Dataset items
○ ○ ○ ○ ○ ○ ○

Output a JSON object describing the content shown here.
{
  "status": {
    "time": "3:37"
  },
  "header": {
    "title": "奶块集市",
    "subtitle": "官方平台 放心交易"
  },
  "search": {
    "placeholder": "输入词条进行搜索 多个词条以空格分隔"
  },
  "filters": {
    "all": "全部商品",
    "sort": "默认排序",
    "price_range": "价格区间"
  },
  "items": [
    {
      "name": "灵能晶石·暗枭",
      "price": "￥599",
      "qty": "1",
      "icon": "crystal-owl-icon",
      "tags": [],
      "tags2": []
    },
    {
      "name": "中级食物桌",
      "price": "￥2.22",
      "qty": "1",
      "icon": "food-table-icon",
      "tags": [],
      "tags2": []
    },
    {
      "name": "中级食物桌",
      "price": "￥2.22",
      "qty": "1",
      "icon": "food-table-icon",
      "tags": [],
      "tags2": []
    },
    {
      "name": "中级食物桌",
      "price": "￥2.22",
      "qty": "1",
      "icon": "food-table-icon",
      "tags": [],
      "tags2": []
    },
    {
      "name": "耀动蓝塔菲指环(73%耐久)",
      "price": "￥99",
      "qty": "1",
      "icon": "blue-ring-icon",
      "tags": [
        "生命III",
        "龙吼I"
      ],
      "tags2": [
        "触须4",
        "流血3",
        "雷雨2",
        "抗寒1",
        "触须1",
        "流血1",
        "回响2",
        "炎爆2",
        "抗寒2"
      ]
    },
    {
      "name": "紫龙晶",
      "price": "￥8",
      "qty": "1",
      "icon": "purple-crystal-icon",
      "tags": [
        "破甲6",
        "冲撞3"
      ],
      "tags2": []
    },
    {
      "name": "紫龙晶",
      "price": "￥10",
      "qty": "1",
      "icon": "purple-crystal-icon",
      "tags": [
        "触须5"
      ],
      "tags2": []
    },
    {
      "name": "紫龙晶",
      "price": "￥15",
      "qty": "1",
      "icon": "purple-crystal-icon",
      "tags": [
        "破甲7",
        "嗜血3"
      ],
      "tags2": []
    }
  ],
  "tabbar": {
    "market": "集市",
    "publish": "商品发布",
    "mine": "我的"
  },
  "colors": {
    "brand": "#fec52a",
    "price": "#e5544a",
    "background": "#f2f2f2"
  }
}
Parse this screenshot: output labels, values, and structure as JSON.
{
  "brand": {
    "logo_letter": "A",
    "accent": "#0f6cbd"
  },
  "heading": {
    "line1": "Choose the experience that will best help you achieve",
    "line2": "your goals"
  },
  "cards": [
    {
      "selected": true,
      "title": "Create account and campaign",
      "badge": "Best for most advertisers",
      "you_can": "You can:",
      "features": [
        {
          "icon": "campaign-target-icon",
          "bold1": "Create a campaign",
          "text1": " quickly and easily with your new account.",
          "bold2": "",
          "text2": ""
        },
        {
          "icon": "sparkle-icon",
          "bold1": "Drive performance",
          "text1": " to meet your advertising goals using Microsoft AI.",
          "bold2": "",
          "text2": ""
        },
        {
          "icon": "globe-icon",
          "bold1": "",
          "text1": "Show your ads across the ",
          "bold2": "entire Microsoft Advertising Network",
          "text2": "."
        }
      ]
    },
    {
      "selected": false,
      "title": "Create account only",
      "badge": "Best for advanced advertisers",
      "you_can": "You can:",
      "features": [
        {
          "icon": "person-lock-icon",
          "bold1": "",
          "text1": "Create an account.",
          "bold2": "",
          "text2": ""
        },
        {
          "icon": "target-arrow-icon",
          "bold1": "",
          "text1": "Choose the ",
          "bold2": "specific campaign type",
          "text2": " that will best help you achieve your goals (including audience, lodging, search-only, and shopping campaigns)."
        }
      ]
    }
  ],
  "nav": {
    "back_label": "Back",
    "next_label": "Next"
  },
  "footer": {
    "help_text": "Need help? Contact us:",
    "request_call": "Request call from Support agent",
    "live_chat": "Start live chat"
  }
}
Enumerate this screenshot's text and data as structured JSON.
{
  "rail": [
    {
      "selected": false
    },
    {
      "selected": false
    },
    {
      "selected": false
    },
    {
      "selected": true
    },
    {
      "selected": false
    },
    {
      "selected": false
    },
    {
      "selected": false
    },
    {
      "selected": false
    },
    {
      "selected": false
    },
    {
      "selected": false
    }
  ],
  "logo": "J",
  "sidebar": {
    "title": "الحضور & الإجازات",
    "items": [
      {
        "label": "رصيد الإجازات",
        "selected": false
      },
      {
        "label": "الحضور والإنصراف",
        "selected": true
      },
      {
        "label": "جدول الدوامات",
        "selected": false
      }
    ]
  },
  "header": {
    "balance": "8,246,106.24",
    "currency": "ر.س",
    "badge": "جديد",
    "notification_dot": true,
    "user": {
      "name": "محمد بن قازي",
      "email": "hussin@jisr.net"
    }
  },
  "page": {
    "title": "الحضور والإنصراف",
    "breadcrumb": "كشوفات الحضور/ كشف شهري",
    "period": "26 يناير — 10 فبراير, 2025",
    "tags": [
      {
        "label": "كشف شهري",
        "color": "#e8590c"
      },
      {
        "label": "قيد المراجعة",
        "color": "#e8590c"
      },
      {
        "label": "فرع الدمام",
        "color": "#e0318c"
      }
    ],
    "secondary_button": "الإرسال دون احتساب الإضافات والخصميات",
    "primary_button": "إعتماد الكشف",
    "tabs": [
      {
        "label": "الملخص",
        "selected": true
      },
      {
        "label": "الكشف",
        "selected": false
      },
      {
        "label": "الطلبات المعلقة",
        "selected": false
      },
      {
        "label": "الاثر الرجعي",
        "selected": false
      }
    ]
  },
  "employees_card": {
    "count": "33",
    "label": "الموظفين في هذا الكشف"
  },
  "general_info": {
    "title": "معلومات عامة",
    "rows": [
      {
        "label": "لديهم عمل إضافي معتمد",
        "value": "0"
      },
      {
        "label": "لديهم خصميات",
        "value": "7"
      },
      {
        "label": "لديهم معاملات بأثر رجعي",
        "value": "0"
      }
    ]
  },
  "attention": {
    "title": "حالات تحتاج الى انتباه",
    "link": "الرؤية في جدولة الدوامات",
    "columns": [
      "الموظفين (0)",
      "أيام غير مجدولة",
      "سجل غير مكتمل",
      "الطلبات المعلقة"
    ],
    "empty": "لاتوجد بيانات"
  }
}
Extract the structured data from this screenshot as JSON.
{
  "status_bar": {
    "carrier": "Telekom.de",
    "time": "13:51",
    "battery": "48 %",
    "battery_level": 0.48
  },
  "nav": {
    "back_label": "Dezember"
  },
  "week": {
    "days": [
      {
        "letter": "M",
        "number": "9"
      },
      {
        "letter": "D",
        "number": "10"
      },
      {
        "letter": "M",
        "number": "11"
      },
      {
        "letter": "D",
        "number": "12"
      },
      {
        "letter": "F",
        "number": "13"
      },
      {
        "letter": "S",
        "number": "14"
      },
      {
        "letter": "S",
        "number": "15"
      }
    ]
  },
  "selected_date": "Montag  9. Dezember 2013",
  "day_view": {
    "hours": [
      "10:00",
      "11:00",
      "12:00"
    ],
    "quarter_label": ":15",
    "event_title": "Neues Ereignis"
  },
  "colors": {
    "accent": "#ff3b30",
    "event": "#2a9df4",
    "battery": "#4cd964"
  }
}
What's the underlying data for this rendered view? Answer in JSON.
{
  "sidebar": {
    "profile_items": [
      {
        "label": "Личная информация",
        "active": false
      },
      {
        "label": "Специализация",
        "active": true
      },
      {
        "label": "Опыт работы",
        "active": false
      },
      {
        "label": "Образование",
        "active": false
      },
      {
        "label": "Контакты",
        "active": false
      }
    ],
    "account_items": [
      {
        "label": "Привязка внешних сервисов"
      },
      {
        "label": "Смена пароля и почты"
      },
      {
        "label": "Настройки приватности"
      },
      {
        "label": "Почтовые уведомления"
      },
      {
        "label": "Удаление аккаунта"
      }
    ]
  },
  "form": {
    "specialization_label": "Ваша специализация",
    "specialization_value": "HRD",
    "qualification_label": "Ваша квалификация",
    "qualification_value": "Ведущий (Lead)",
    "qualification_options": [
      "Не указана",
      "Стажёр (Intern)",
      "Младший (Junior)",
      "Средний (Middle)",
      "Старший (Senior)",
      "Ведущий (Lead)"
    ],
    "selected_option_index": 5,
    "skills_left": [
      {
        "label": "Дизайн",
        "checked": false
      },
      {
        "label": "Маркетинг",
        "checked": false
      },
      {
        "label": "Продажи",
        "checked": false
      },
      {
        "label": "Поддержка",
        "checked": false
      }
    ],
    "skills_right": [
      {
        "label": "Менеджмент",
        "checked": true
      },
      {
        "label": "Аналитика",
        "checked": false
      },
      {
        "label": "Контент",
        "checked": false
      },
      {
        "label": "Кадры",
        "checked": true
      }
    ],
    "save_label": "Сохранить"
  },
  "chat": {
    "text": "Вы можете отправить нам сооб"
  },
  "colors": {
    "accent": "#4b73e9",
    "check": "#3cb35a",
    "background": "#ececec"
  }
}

○ ○ ○ ○ ○ ○ ○

Write out again, unchanged, every line from the line containing "What's the underlying" to the final line of the material above.

■ **In response**
What's the underlying data for this rendered view? Answer in JSON.
{
  "sidebar": {
    "profile_items": [
      {
        "label": "Личная информация",
        "active": false
      },
      {
        "label": "Специализация",
        "active": true
      },
      {
        "label": "Опыт работы",
        "active": false
      },
      {
        "label": "Образование",
        "active": false
      },
      {
        "label": "Контакты",
        "active": false
      }
    ],
    "account_items": [
      {
        "label": "Привязка внешних сервисов"
      },
      {
        "label": "Смена пароля и почты"
      },
      {
        "label": "Настройки приватности"
      },
      {
        "label": "Почтовые уведомления"
      },
      {
        "label": "Удаление аккаунта"
      }
    ]
  },
  "form": {
    "specialization_label": "Ваша специализация",
    "specialization_value": "HRD",
    "qualification_label": "Ваша квалификация",
    "qualification_value": "Ведущий (Lead)",
    "qualification_options": [
      "Не указана",
      "Стажёр (Intern)",
      "Младший (Junior)",
      "Средний (Middle)",
      "Старший (Senior)",
      "Ведущий (Lead)"
    ],
    "selected_option_index": 5,
    "skills_left": [
      {
        "label": "Дизайн",
        "checked": false
      },
      {
        "label": "Маркетинг",
        "checked": false
      },
      {
        "label": "Продажи",
        "checked": false
      },
      {
        "label": "Поддержка",
        "checked": false
      }
    ],
    "skills_right": [
      {
        "label": "Менеджмент",
        "checked": true
      },
      {
        "label": "Аналитика",
        "checked": false
      },
      {
        "label": "Контент",
        "checked": false
      },
      {
        "label": "Кадры",
        "checked": true
      }
    ],
    "save_label": "Сохранить"
  },
  "chat": {
    "text": "Вы можете отправить нам сооб"
  },
  "colors": {
    "accent": "#4b73e9",
    "check": "#3cb35a",
    "background": "#ececec"
  }
}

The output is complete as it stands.